### Written task
Write out each entry again. Keep every word exactly as it is.

### Data extract

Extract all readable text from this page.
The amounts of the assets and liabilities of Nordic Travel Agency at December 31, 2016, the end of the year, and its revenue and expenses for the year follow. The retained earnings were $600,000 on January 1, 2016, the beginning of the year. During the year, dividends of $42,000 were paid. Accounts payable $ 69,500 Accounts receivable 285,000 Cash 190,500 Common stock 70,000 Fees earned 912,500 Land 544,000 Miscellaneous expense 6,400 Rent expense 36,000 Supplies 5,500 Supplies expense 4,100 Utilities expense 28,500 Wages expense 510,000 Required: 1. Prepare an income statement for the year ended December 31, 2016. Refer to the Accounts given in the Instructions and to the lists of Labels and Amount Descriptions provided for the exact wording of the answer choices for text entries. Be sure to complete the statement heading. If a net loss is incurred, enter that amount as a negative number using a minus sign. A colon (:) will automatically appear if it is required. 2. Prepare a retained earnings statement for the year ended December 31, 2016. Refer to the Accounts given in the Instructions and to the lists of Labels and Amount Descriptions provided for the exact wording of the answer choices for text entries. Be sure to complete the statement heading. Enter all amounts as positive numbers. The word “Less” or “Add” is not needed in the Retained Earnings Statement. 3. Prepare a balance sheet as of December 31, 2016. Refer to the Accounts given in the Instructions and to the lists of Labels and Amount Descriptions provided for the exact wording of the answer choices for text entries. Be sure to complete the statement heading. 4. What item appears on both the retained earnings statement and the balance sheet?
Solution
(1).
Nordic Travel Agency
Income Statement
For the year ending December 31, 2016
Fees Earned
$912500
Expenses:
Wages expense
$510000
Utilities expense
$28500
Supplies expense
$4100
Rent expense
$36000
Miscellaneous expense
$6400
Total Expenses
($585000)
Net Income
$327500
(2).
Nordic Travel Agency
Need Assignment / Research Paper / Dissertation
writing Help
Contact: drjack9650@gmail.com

### The reply
Extract all readable text from this page.
The amounts of the assets and liabilities of Nordic Travel Agency at December 31, 2016, the end of the year, and its revenue and expenses for the year follow. The retained earnings were $600,000 on January 1, 2016, the beginning of the year. During the year, dividends of $42,000 were paid. Accounts payable $ 69,500 Accounts receivable 285,000 Cash 190,500 Common stock 70,000 Fees earned 912,500 Land 544,000 Miscellaneous expense 6,400 Rent expense 36,000 Supplies 5,500 Supplies expense 4,100 Utilities expense 28,500 Wages expense 510,000 Required: 1. Prepare an income statement for the year ended December 31, 2016. Refer to the Accounts given in the Instructions and to the lists of Labels and Amount Descriptions provided for the exact wording of the answer choices for text entries. Be sure to complete the statement heading. If a net loss is incurred, enter that amount as a negative number using a minus sign. A colon (:) will automatically appear if it is required. 2. Prepare a retained earnings statement for the year ended December 31, 2016. Refer to the Accounts given in the Instructions and to the lists of Labels and Amount Descriptions provided for the exact wording of the answer choices for text entries. Be sure to complete the statement heading. Enter all amounts as positive numbers. The word “Less” or “Add” is not needed in the Retained Earnings Statement. 3. Prepare a balance sheet as of December 31, 2016. Refer to the Accounts given in the Instructions and to the lists of Labels and Amount Descriptions provided for the exact wording of the answer choices for text entries. Be sure to complete the statement heading. 4. What item appears on both the retained earnings statement and the balance sheet?
Solution
(1).
Nordic Travel Agency
Income Statement
For the year ending December 31, 2016
Fees Earned
$912500
Expenses:
Wages expense
$510000
Utilities expense
$28500
Supplies expense
$4100
Rent expense
$36000
Miscellaneous expense
$6400
Total Expenses
($585000)
Net Income
$327500
(2).
Nordic Travel Agency
Need Assignment / Research Paper / Dissertation
writing Help
Contact: drjack9650@gmail.com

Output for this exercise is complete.